Would it be possible to write out each entry below exactly, without the pictures?

━━━ RECORD SET ━━━

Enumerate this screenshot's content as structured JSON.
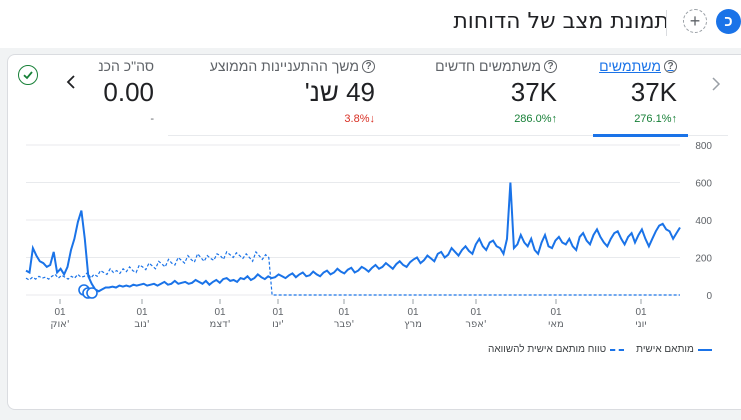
{
  "header": {
    "title": "תמונת מצב של הדוחות",
    "add_label": "+",
    "app_badge": "כ"
  },
  "metrics": [
    {
      "label": "משתמשים",
      "value": "37K",
      "change": "276.1%",
      "direction": "up",
      "active": true
    },
    {
      "label": "משתמשים חדשים",
      "value": "37K",
      "change": "286.0%",
      "direction": "up",
      "active": false
    },
    {
      "label": "משך ההתעניינות הממוצע",
      "value": "49 שנ'",
      "change": "3.8%",
      "direction": "down",
      "active": false
    },
    {
      "label": "סה\"כ הכנ",
      "value": "0.00",
      "change": "-",
      "direction": "none",
      "active": false
    }
  ],
  "nav": {
    "prev": "‹",
    "next": "›"
  },
  "legend": {
    "primary": "מותאם אישית",
    "comparison": "טווח מותאם אישית להשוואה"
  },
  "colors": {
    "accent": "#1a73e8",
    "positive": "#188038",
    "negative": "#d93025"
  },
  "chart_data": {
    "type": "line",
    "y_ticks": [
      "800",
      "600",
      "400",
      "200",
      "0"
    ],
    "ylim": [
      0,
      800
    ],
    "x_ticks": [
      {
        "day": "01",
        "month": "אוק'"
      },
      {
        "day": "01",
        "month": "נוב'"
      },
      {
        "day": "01",
        "month": "דצמ'"
      },
      {
        "day": "01",
        "month": "ינו'"
      },
      {
        "day": "01",
        "month": "פבר'"
      },
      {
        "day": "01",
        "month": "מרץ"
      },
      {
        "day": "01",
        "month": "אפר'"
      },
      {
        "day": "01",
        "month": "מאי"
      },
      {
        "day": "01",
        "month": "יוני"
      }
    ],
    "grid": true,
    "legend_position": "bottom",
    "series": [
      {
        "name": "מותאם אישית",
        "style": "solid",
        "values": [
          130,
          120,
          250,
          210,
          180,
          170,
          150,
          160,
          230,
          120,
          140,
          110,
          150,
          240,
          300,
          390,
          450,
          300,
          100,
          60,
          30,
          20,
          30,
          40,
          40,
          45,
          40,
          50,
          45,
          50,
          45,
          55,
          50,
          55,
          60,
          50,
          55,
          60,
          50,
          60,
          70,
          55,
          60,
          75,
          60,
          65,
          70,
          60,
          65,
          80,
          70,
          60,
          75,
          55,
          70,
          80,
          65,
          85,
          90,
          75,
          80,
          70,
          90,
          85,
          100,
          80,
          90,
          110,
          95,
          85,
          100,
          90,
          95,
          110,
          100,
          90,
          105,
          115,
          95,
          110,
          120,
          100,
          105,
          125,
          110,
          100,
          120,
          130,
          110,
          120,
          140,
          125,
          115,
          135,
          145,
          120,
          130,
          150,
          140,
          125,
          145,
          160,
          140,
          150,
          170,
          155,
          140,
          165,
          180,
          160,
          150,
          175,
          190,
          200,
          170,
          185,
          210,
          195,
          180,
          220,
          230,
          200,
          215,
          250,
          230,
          210,
          240,
          260,
          235,
          220,
          270,
          300,
          260,
          240,
          280,
          290,
          260,
          250,
          220,
          300,
          600,
          250,
          270,
          320,
          280,
          260,
          300,
          240,
          220,
          280,
          320,
          260,
          250,
          290,
          310,
          280,
          270,
          300,
          260,
          240,
          310,
          330,
          290,
          270,
          320,
          350,
          310,
          280,
          260,
          300,
          330,
          340,
          300,
          270,
          310,
          330,
          280,
          320,
          350,
          300,
          260,
          300,
          340,
          370,
          380,
          350,
          340,
          300,
          330,
          360
        ]
      },
      {
        "name": "טווח מותאם אישית להשוואה",
        "style": "dashed",
        "values": [
          90,
          80,
          95,
          85,
          100,
          90,
          95,
          85,
          100,
          110,
          90,
          105,
          95,
          85,
          100,
          90,
          110,
          95,
          100,
          120,
          90,
          110,
          100,
          130,
          120,
          110,
          140,
          120,
          130,
          115,
          140,
          125,
          150,
          130,
          120,
          160,
          150,
          135,
          170,
          155,
          140,
          180,
          165,
          150,
          190,
          170,
          160,
          200,
          185,
          170,
          210,
          190,
          175,
          220,
          200,
          180,
          210,
          195,
          185,
          220,
          210,
          190,
          230,
          215,
          200,
          225,
          210,
          195,
          220,
          200,
          180,
          230,
          210,
          190,
          215,
          200,
          0,
          0,
          0,
          0,
          0,
          0,
          0,
          0,
          0,
          0,
          0,
          0,
          0,
          0,
          0,
          0,
          0,
          0,
          0,
          0,
          0,
          0,
          0,
          0,
          0,
          0,
          0,
          0,
          0,
          0,
          0,
          0,
          0,
          0,
          0,
          0,
          0,
          0,
          0,
          0,
          0,
          0,
          0,
          0,
          0,
          0,
          0,
          0,
          0,
          0,
          0,
          0,
          0,
          0,
          0,
          0,
          0,
          0,
          0,
          0,
          0,
          0,
          0,
          0,
          0,
          0,
          0,
          0,
          0,
          0,
          0,
          0,
          0,
          0,
          0,
          0,
          0,
          0,
          0,
          0,
          0,
          0,
          0,
          0,
          0,
          0,
          0,
          0,
          0,
          0,
          0,
          0,
          0,
          0,
          0,
          0,
          0,
          0,
          0,
          0,
          0,
          0,
          0,
          0,
          0,
          0,
          0,
          0,
          0,
          0,
          0,
          0,
          0,
          0,
          0,
          0,
          0,
          0,
          0,
          0,
          0,
          0,
          0,
          0,
          0,
          0,
          0
        ]
      }
    ]
  }
}
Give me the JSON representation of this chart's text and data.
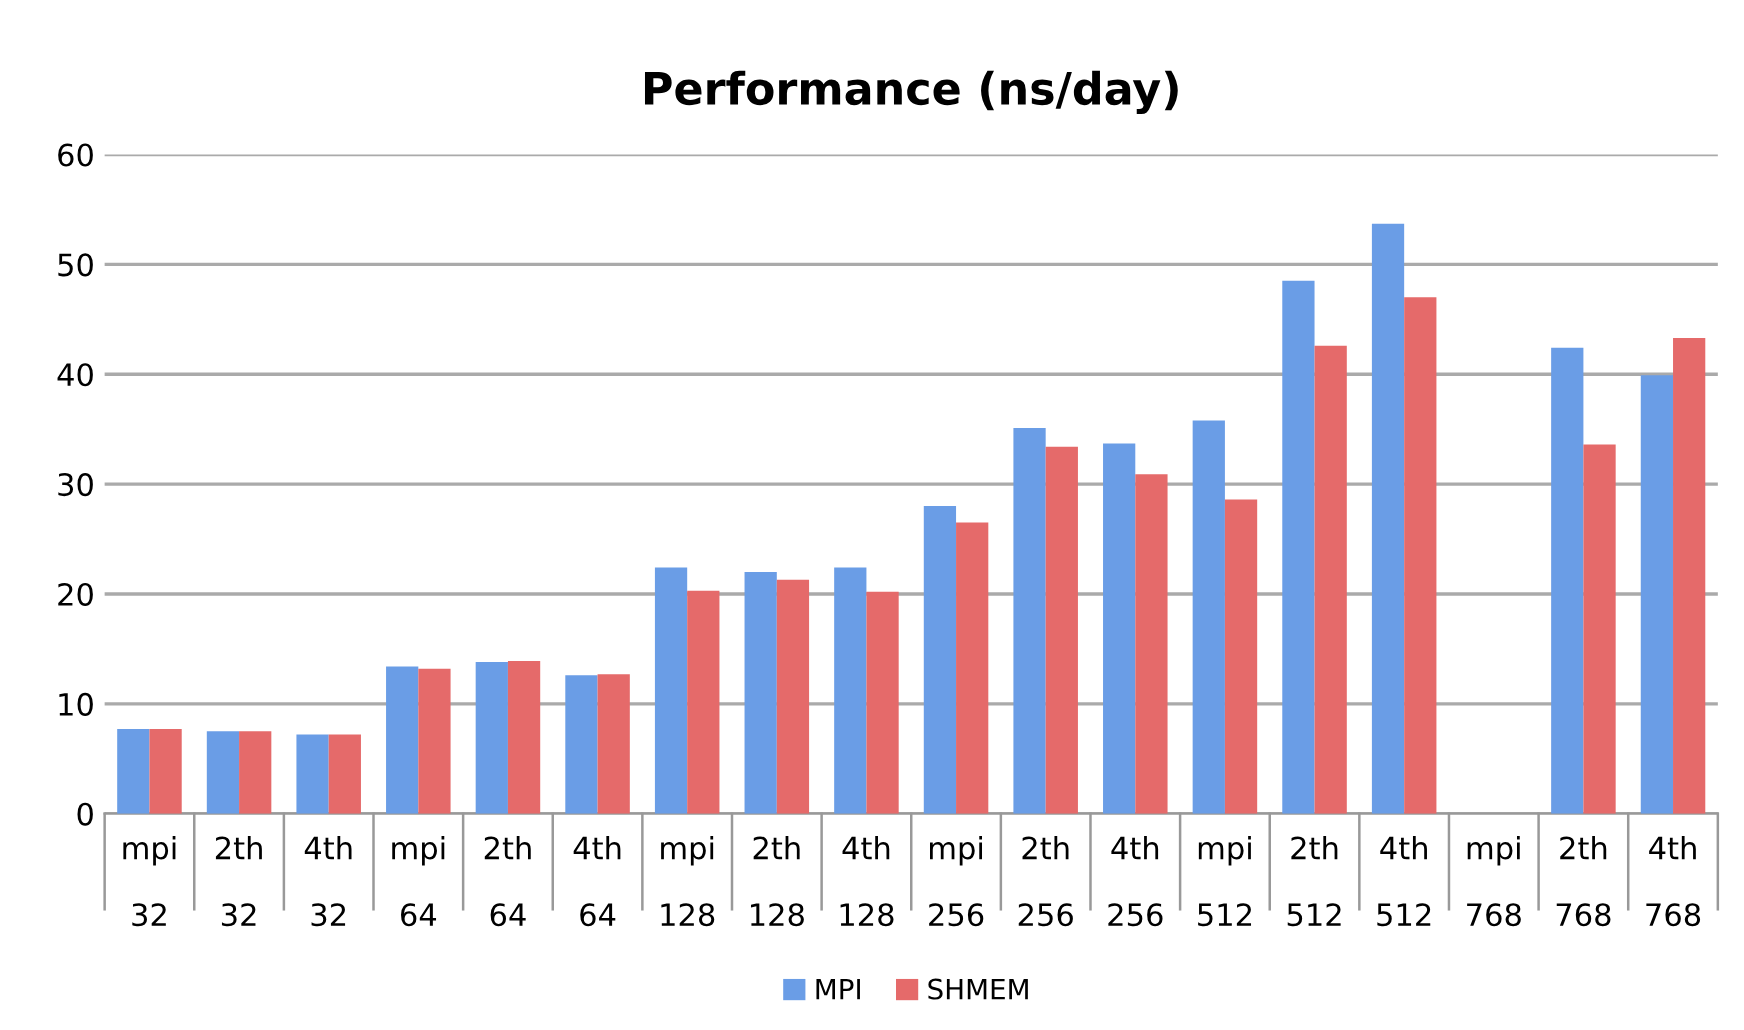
{
  "chart_data": {
    "type": "bar",
    "title": "Performance (ns/day)",
    "categories": [
      "mpi\n32",
      "2th\n32",
      "4th\n32",
      "mpi\n64",
      "2th\n64",
      "4th\n64",
      "mpi\n128",
      "2th\n128",
      "4th\n128",
      "mpi\n256",
      "2th\n256",
      "4th\n256",
      "mpi\n512",
      "2th\n512",
      "4th\n512",
      "mpi\n768",
      "2th\n768",
      "4th\n768"
    ],
    "series": [
      {
        "name": "MPI",
        "color": "#6a9de6",
        "values": [
          7.7,
          7.5,
          7.2,
          13.4,
          13.8,
          12.6,
          22.4,
          22.0,
          22.4,
          28.0,
          35.1,
          33.7,
          35.8,
          48.5,
          53.7,
          null,
          42.4,
          39.9
        ]
      },
      {
        "name": "SHMEM",
        "color": "#e56a6a",
        "values": [
          7.7,
          7.5,
          7.2,
          13.2,
          13.9,
          12.7,
          20.3,
          21.3,
          20.2,
          26.5,
          33.4,
          30.9,
          28.6,
          42.6,
          47.0,
          null,
          33.6,
          43.3
        ]
      }
    ],
    "ylim": [
      0,
      60
    ],
    "yticks": [
      0,
      10,
      20,
      30,
      40,
      50,
      60
    ],
    "grid": "y",
    "legend": "bottom"
  }
}
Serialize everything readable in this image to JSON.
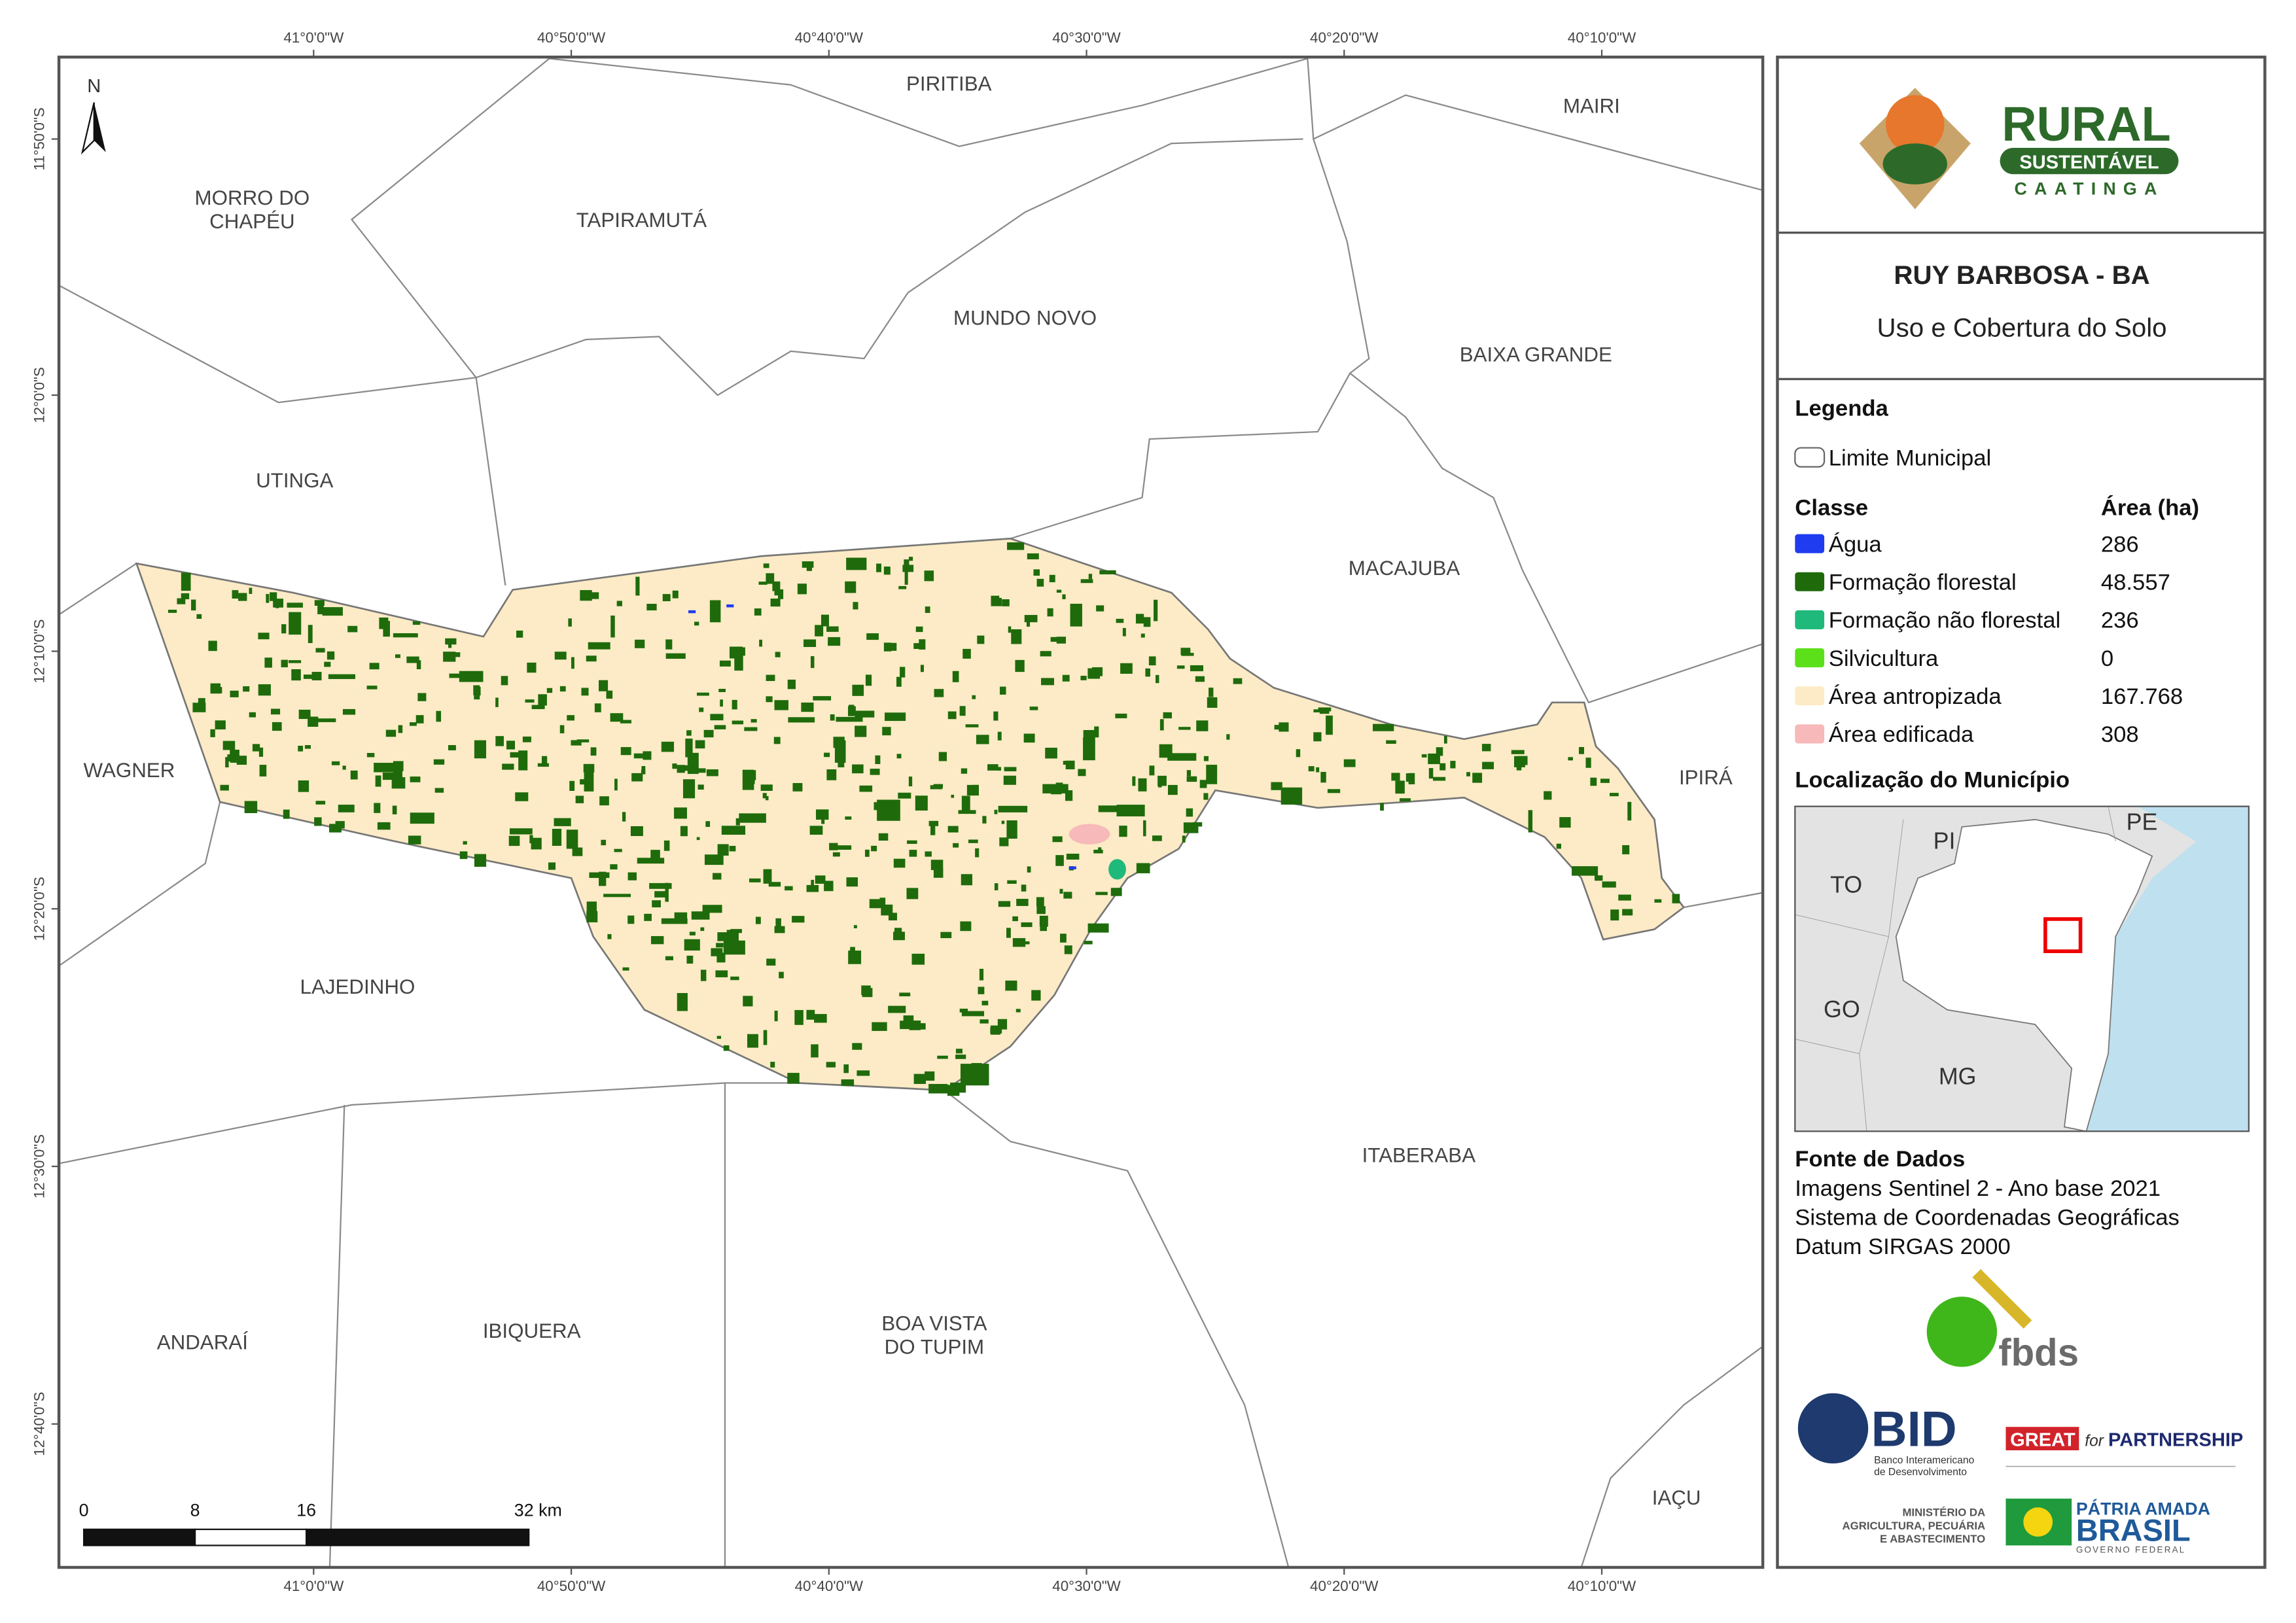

━━━

EXERCISE ANSWER:
Enumerate this screenshot's content as structured JSON.
{
  "header": {
    "title": "תמונת מצב של הדוחות",
    "add_label": "+",
    "app_badge": "כ"
  },
  "metrics": [
    {
      "label": "משתמשים",
      "value": "37K",
      "change": "276.1%",
      "direction": "up",
      "active": true
    },
    {
      "label": "משתמשים חדשים",
      "value": "37K",
      "change": "286.0%",
      "direction": "up",
      "active": false
    },
    {
      "label": "משך ההתעניינות הממוצע",
      "value": "49 שנ'",
      "change": "3.8%",
      "direction": "down",
      "active": false
    },
    {
      "label": "סה\"כ הכנ",
      "value": "0.00",
      "change": "-",
      "direction": "none",
      "active": false
    }
  ],
  "nav": {
    "prev": "‹",
    "next": "›"
  },
  "legend": {
    "primary": "מותאם אישית",
    "comparison": "טווח מותאם אישית להשוואה"
  },
  "colors": {
    "accent": "#1a73e8",
    "positive": "#188038",
    "negative": "#d93025"
  },
  "chart_data": {
    "type": "line",
    "y_ticks": [
      "800",
      "600",
      "400",
      "200",
      "0"
    ],
    "ylim": [
      0,
      800
    ],
    "x_ticks": [
      {
        "day": "01",
        "month": "אוק'"
      },
      {
        "day": "01",
        "month": "נוב'"
      },
      {
        "day": "01",
        "month": "דצמ'"
      },
      {
        "day": "01",
        "month": "ינו'"
      },
      {
        "day": "01",
        "month": "פבר'"
      },
      {
        "day": "01",
        "month": "מרץ"
      },
      {
        "day": "01",
        "month": "אפר'"
      },
      {
        "day": "01",
        "month": "מאי"
      },
      {
        "day": "01",
        "month": "יוני"
      }
    ],
    "grid": true,
    "legend_position": "bottom",
    "series": [
      {
        "name": "מותאם אישית",
        "style": "solid",
        "values": [
          130,
          120,
          250,
          210,
          180,
          170,
          150,
          160,
          230,
          120,
          140,
          110,
          150,
          240,
          300,
          390,
          450,
          300,
          100,
          60,
          30,
          20,
          30,
          40,
          40,
          45,
          40,
          50,
          45,
          50,
          45,
          55,
          50,
          55,
          60,
          50,
          55,
          60,
          50,
          60,
          70,
          55,
          60,
          75,
          60,
          65,
          70,
          60,
          65,
          80,
          70,
          60,
          75,
          55,
          70,
          80,
          65,
          85,
          90,
          75,
          80,
          70,
          90,
          85,
          100,
          80,
          90,
          110,
          95,
          85,
          100,
          90,
          95,
          110,
          100,
          90,
          105,
          115,
          95,
          110,
          120,
          100,
          105,
          125,
          110,
          100,
          120,
          130,
          110,
          120,
          140,
          125,
          115,
          135,
          145,
          120,
          130,
          150,
          140,
          125,
          145,
          160,
          140,
          150,
          170,
          155,
          140,
          165,
          180,
          160,
          150,
          175,
          190,
          200,
          170,
          185,
          210,
          195,
          180,
          220,
          230,
          200,
          215,
          250,
          230,
          210,
          240,
          260,
          235,
          220,
          270,
          300,
          260,
          240,
          280,
          290,
          260,
          250,
          220,
          300,
          600,
          250,
          270,
          320,
          280,
          260,
          300,
          240,
          220,
          280,
          320,
          260,
          250,
          290,
          310,
          280,
          270,
          300,
          260,
          240,
          310,
          330,
          290,
          270,
          320,
          350,
          310,
          280,
          260,
          300,
          330,
          340,
          300,
          270,
          310,
          330,
          280,
          320,
          350,
          300,
          260,
          300,
          340,
          370,
          380,
          350,
          340,
          300,
          330,
          360
        ]
      },
      {
        "name": "טווח מותאם אישית להשוואה",
        "style": "dashed",
        "values": [
          90,
          80,
          95,
          85,
          100,
          90,
          95,
          85,
          100,
          110,
          90,
          105,
          95,
          85,
          100,
          90,
          110,
          95,
          100,
          120,
          90,
          110,
          100,
          130,
          120,
          110,
          140,
          120,
          130,
          115,
          140,
          125,
          150,
          130,
          120,
          160,
          150,
          135,
          170,
          155,
          140,
          180,
          165,
          150,
          190,
          170,
          160,
          200,
          185,
          170,
          210,
          190,
          175,
          220,
          200,
          180,
          210,
          195,
          185,
          220,
          210,
          190,
          230,
          215,
          200,
          225,
          210,
          195,
          220,
          200,
          180,
          230,
          210,
          190,
          215,
          200,
          0,
          0,
          0,
          0,
          0,
          0,
          0,
          0,
          0,
          0,
          0,
          0,
          0,
          0,
          0,
          0,
          0,
          0,
          0,
          0,
          0,
          0,
          0,
          0,
          0,
          0,
          0,
          0,
          0,
          0,
          0,
          0,
          0,
          0,
          0,
          0,
          0,
          0,
          0,
          0,
          0,
          0,
          0,
          0,
          0,
          0,
          0,
          0,
          0,
          0,
          0,
          0,
          0,
          0,
          0,
          0,
          0,
          0,
          0,
          0,
          0,
          0,
          0,
          0,
          0,
          0,
          0,
          0,
          0,
          0,
          0,
          0,
          0,
          0,
          0,
          0,
          0,
          0,
          0,
          0,
          0,
          0,
          0,
          0,
          0,
          0,
          0,
          0,
          0,
          0,
          0,
          0,
          0,
          0,
          0,
          0,
          0,
          0,
          0,
          0,
          0,
          0,
          0,
          0,
          0,
          0,
          0,
          0,
          0,
          0,
          0,
          0,
          0,
          0,
          0,
          0,
          0,
          0,
          0,
          0,
          0,
          0,
          0,
          0,
          0,
          0,
          0
        ]
      }
    ]
  }
}
Give me the JSON representation of this chart's text and data.
{
  "chart_data": {
    "type": "bar",
    "title": "Performance (ns/day)",
    "categories": [
      "mpi\n32",
      "2th\n32",
      "4th\n32",
      "mpi\n64",
      "2th\n64",
      "4th\n64",
      "mpi\n128",
      "2th\n128",
      "4th\n128",
      "mpi\n256",
      "2th\n256",
      "4th\n256",
      "mpi\n512",
      "2th\n512",
      "4th\n512",
      "mpi\n768",
      "2th\n768",
      "4th\n768"
    ],
    "series": [
      {
        "name": "MPI",
        "color": "#6a9de6",
        "values": [
          7.7,
          7.5,
          7.2,
          13.4,
          13.8,
          12.6,
          22.4,
          22.0,
          22.4,
          28.0,
          35.1,
          33.7,
          35.8,
          48.5,
          53.7,
          null,
          42.4,
          39.9
        ]
      },
      {
        "name": "SHMEM",
        "color": "#e56a6a",
        "values": [
          7.7,
          7.5,
          7.2,
          13.2,
          13.9,
          12.7,
          20.3,
          21.3,
          20.2,
          26.5,
          33.4,
          30.9,
          28.6,
          42.6,
          47.0,
          null,
          33.6,
          43.3
        ]
      }
    ],
    "ylim": [
      0,
      60
    ],
    "yticks": [
      0,
      10,
      20,
      30,
      40,
      50,
      60
    ],
    "grid": "y",
    "legend": "bottom"
  }
}
Serialize everything readable in this image to JSON.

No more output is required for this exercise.